- [WHAT THE TASK REQUIRES]:
Bring together all lines of the material below that contain the string "Centre".

Dataset rows about figures:
**********

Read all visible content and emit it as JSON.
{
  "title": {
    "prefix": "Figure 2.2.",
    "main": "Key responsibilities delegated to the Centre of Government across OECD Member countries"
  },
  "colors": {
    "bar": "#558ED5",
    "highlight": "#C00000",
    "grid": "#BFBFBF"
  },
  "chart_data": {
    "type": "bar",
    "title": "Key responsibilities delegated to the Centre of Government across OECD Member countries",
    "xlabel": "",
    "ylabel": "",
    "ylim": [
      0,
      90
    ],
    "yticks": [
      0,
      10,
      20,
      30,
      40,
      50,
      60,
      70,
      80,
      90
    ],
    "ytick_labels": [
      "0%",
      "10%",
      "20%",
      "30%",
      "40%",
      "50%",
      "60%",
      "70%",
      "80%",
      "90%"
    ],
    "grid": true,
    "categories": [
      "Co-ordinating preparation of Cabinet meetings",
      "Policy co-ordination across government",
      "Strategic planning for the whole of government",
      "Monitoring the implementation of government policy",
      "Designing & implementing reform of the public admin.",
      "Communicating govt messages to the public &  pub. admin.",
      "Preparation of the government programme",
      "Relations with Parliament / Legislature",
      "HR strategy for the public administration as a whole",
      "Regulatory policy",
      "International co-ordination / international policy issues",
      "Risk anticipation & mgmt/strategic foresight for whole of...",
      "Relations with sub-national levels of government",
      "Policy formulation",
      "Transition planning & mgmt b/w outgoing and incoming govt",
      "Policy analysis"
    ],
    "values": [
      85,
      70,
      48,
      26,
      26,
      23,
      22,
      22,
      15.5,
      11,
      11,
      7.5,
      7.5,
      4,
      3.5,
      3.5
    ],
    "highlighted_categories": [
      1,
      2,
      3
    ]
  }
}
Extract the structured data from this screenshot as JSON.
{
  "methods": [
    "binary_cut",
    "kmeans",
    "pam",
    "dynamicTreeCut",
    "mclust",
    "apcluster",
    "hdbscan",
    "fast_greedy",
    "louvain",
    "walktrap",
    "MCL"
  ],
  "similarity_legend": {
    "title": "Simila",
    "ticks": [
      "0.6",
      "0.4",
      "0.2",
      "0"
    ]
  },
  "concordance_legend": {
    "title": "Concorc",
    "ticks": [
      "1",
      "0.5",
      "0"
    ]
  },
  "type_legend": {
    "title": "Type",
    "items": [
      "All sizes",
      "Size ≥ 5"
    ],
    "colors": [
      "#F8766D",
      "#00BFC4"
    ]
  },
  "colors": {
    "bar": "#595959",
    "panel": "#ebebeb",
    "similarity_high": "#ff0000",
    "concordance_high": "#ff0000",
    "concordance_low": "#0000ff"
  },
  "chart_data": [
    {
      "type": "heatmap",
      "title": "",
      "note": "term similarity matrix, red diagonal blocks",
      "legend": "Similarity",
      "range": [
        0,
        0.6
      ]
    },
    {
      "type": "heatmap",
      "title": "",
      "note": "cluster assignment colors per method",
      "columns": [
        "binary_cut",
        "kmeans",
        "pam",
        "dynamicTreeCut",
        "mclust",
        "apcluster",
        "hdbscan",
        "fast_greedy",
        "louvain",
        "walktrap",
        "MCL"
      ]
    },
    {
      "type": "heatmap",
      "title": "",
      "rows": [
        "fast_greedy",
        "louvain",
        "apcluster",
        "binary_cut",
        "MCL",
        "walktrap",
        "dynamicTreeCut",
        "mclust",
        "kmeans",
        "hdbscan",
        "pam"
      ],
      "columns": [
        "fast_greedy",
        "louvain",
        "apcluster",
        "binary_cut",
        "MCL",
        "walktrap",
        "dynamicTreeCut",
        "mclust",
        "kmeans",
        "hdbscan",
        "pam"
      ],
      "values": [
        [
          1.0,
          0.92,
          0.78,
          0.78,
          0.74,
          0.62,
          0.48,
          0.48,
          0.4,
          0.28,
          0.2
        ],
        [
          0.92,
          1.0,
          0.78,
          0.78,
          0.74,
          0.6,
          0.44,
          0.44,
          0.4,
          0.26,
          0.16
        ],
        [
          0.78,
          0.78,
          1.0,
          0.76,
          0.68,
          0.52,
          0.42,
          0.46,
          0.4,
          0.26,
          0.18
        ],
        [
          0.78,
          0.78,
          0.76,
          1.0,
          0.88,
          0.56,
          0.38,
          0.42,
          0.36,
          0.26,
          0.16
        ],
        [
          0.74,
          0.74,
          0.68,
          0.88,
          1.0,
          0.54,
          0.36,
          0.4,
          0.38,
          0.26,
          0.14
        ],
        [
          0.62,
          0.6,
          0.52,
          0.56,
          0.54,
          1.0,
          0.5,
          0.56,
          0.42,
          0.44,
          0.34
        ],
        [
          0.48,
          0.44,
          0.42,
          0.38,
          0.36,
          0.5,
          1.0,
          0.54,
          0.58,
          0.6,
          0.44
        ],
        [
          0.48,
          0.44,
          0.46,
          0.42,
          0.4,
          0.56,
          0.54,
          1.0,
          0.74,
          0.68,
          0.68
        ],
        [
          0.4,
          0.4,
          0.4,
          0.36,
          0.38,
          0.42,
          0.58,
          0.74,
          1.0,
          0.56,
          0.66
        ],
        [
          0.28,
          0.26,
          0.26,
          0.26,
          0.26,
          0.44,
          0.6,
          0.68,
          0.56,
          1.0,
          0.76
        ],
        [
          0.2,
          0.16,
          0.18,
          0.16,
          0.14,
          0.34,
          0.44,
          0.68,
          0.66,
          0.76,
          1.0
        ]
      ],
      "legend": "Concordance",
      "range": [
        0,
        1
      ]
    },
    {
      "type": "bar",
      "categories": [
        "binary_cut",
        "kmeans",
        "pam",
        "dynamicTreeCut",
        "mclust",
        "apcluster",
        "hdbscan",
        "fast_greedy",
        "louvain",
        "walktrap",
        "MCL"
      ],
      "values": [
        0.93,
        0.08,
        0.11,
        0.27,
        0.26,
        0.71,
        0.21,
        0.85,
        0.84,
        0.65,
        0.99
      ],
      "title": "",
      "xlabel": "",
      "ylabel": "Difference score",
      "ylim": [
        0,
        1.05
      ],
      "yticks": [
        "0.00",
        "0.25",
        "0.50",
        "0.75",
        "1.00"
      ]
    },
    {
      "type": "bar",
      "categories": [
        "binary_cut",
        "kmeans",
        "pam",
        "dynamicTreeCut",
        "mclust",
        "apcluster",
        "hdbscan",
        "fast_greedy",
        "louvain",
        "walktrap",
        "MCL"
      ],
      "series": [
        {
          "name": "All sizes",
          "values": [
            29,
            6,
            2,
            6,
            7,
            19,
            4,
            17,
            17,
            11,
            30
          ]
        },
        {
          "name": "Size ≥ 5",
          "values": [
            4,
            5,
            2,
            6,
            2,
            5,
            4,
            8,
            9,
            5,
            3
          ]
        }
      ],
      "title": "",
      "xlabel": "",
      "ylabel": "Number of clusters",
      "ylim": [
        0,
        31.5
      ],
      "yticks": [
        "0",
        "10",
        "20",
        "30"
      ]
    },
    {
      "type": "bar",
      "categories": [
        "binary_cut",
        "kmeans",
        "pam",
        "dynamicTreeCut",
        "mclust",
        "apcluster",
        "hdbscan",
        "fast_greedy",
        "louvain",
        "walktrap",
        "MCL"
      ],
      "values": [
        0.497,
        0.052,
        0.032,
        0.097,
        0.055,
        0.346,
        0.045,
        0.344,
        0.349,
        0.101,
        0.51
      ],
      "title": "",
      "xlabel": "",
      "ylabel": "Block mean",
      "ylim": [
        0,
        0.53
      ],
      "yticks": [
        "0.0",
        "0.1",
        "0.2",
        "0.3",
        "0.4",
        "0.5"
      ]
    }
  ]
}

**********

- [WRITTEN ANSWER]:
    "main": "Key responsibilities delegated to the Centre of Government across OECD Member countries"
    "title": "Key responsibilities delegated to the Centre of Government across OECD Member countries",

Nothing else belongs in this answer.